▸ Exercise goal: Emit the data below verbatim, stripping out any pictures.

[Structured figure records]
- - -
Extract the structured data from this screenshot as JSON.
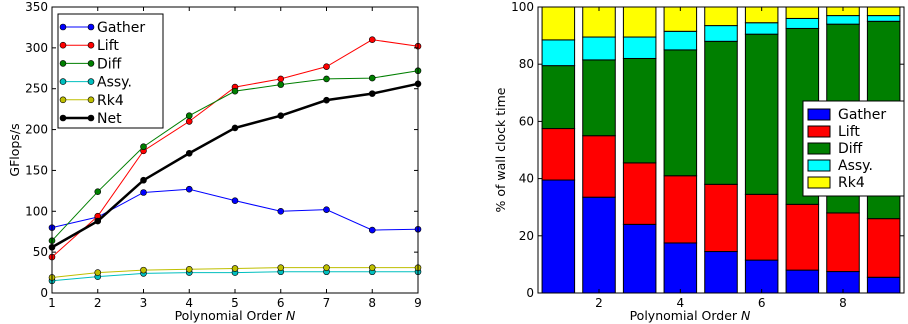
{
  "chart_data": [
    {
      "type": "line",
      "title": "",
      "xlabel": "Polynomial Order N",
      "ylabel": "GFlops/s",
      "xlim": [
        1,
        9
      ],
      "ylim": [
        0,
        350
      ],
      "x": [
        1,
        2,
        3,
        4,
        5,
        6,
        7,
        8,
        9
      ],
      "xticks": [
        1,
        2,
        3,
        4,
        5,
        6,
        7,
        8,
        9
      ],
      "yticks": [
        0,
        50,
        100,
        150,
        200,
        250,
        300,
        350
      ],
      "grid": false,
      "legend_position": "top-left",
      "series": [
        {
          "name": "Gather",
          "color": "#0000ff",
          "marker": "circle",
          "values": [
            80,
            93,
            123,
            127,
            113,
            100,
            102,
            77,
            78
          ]
        },
        {
          "name": "Lift",
          "color": "#ff0000",
          "marker": "circle",
          "values": [
            44,
            94,
            174,
            210,
            252,
            262,
            277,
            310,
            302
          ]
        },
        {
          "name": "Diff",
          "color": "#007f00",
          "marker": "circle",
          "values": [
            64,
            124,
            179,
            217,
            247,
            255,
            262,
            263,
            272
          ]
        },
        {
          "name": "Assy.",
          "color": "#00bfbf",
          "marker": "circle",
          "values": [
            15,
            20,
            24,
            25,
            25,
            26,
            26,
            26,
            26
          ]
        },
        {
          "name": "Rk4",
          "color": "#bfbf00",
          "marker": "circle",
          "values": [
            19,
            25,
            28,
            29,
            30,
            31,
            31,
            31,
            31
          ]
        },
        {
          "name": "Net",
          "color": "#000000",
          "marker": "circle",
          "bold": true,
          "values": [
            56,
            88,
            138,
            171,
            202,
            217,
            236,
            244,
            256
          ]
        }
      ]
    },
    {
      "type": "bar",
      "stacked": true,
      "title": "",
      "xlabel": "Polynomial Order N",
      "ylabel": "% of wall clock time",
      "ylim": [
        0,
        100
      ],
      "categories": [
        1,
        2,
        3,
        4,
        5,
        6,
        7,
        8,
        9
      ],
      "xticks": [
        2,
        4,
        6,
        8
      ],
      "yticks": [
        0,
        20,
        40,
        60,
        80,
        100
      ],
      "grid": false,
      "legend_position": "center-right",
      "series": [
        {
          "name": "Gather",
          "color": "#0000ff",
          "values": [
            39.5,
            33.5,
            24,
            17.5,
            14.5,
            11.5,
            8,
            7.5,
            5.5
          ]
        },
        {
          "name": "Lift",
          "color": "#ff0000",
          "values": [
            18,
            21.5,
            21.5,
            23.5,
            23.5,
            23,
            23,
            20.5,
            20.5
          ]
        },
        {
          "name": "Diff",
          "color": "#007f00",
          "values": [
            22,
            26.5,
            36.5,
            44,
            50,
            56,
            61.5,
            66,
            69
          ]
        },
        {
          "name": "Assy.",
          "color": "#00ffff",
          "values": [
            9,
            8,
            7.5,
            6.5,
            5.5,
            4,
            3.5,
            3,
            2
          ]
        },
        {
          "name": "Rk4",
          "color": "#ffff00",
          "values": [
            11.5,
            10.5,
            10.5,
            8.5,
            6.5,
            5.5,
            4,
            3,
            3
          ]
        }
      ]
    }
  ]
}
- - -
▸ Written response:
Extract the structured data from this screenshot as JSON.
{
  "chart_data": [
    {
      "type": "line",
      "title": "",
      "xlabel": "Polynomial Order N",
      "ylabel": "GFlops/s",
      "xlim": [
        1,
        9
      ],
      "ylim": [
        0,
        350
      ],
      "x": [
        1,
        2,
        3,
        4,
        5,
        6,
        7,
        8,
        9
      ],
      "xticks": [
        1,
        2,
        3,
        4,
        5,
        6,
        7,
        8,
        9
      ],
      "yticks": [
        0,
        50,
        100,
        150,
        200,
        250,
        300,
        350
      ],
      "grid": false,
      "legend_position": "top-left",
      "series": [
        {
          "name": "Gather",
          "color": "#0000ff",
          "marker": "circle",
          "values": [
            80,
            93,
            123,
            127,
            113,
            100,
            102,
            77,
            78
          ]
        },
        {
          "name": "Lift",
          "color": "#ff0000",
          "marker": "circle",
          "values": [
            44,
            94,
            174,
            210,
            252,
            262,
            277,
            310,
            302
          ]
        },
        {
          "name": "Diff",
          "color": "#007f00",
          "marker": "circle",
          "values": [
            64,
            124,
            179,
            217,
            247,
            255,
            262,
            263,
            272
          ]
        },
        {
          "name": "Assy.",
          "color": "#00bfbf",
          "marker": "circle",
          "values": [
            15,
            20,
            24,
            25,
            25,
            26,
            26,
            26,
            26
          ]
        },
        {
          "name": "Rk4",
          "color": "#bfbf00",
          "marker": "circle",
          "values": [
            19,
            25,
            28,
            29,
            30,
            31,
            31,
            31,
            31
          ]
        },
        {
          "name": "Net",
          "color": "#000000",
          "marker": "circle",
          "bold": true,
          "values": [
            56,
            88,
            138,
            171,
            202,
            217,
            236,
            244,
            256
          ]
        }
      ]
    },
    {
      "type": "bar",
      "stacked": true,
      "title": "",
      "xlabel": "Polynomial Order N",
      "ylabel": "% of wall clock time",
      "ylim": [
        0,
        100
      ],
      "categories": [
        1,
        2,
        3,
        4,
        5,
        6,
        7,
        8,
        9
      ],
      "xticks": [
        2,
        4,
        6,
        8
      ],
      "yticks": [
        0,
        20,
        40,
        60,
        80,
        100
      ],
      "grid": false,
      "legend_position": "center-right",
      "series": [
        {
          "name": "Gather",
          "color": "#0000ff",
          "values": [
            39.5,
            33.5,
            24,
            17.5,
            14.5,
            11.5,
            8,
            7.5,
            5.5
          ]
        },
        {
          "name": "Lift",
          "color": "#ff0000",
          "values": [
            18,
            21.5,
            21.5,
            23.5,
            23.5,
            23,
            23,
            20.5,
            20.5
          ]
        },
        {
          "name": "Diff",
          "color": "#007f00",
          "values": [
            22,
            26.5,
            36.5,
            44,
            50,
            56,
            61.5,
            66,
            69
          ]
        },
        {
          "name": "Assy.",
          "color": "#00ffff",
          "values": [
            9,
            8,
            7.5,
            6.5,
            5.5,
            4,
            3.5,
            3,
            2
          ]
        },
        {
          "name": "Rk4",
          "color": "#ffff00",
          "values": [
            11.5,
            10.5,
            10.5,
            8.5,
            6.5,
            5.5,
            4,
            3,
            3
          ]
        }
      ]
    }
  ]
}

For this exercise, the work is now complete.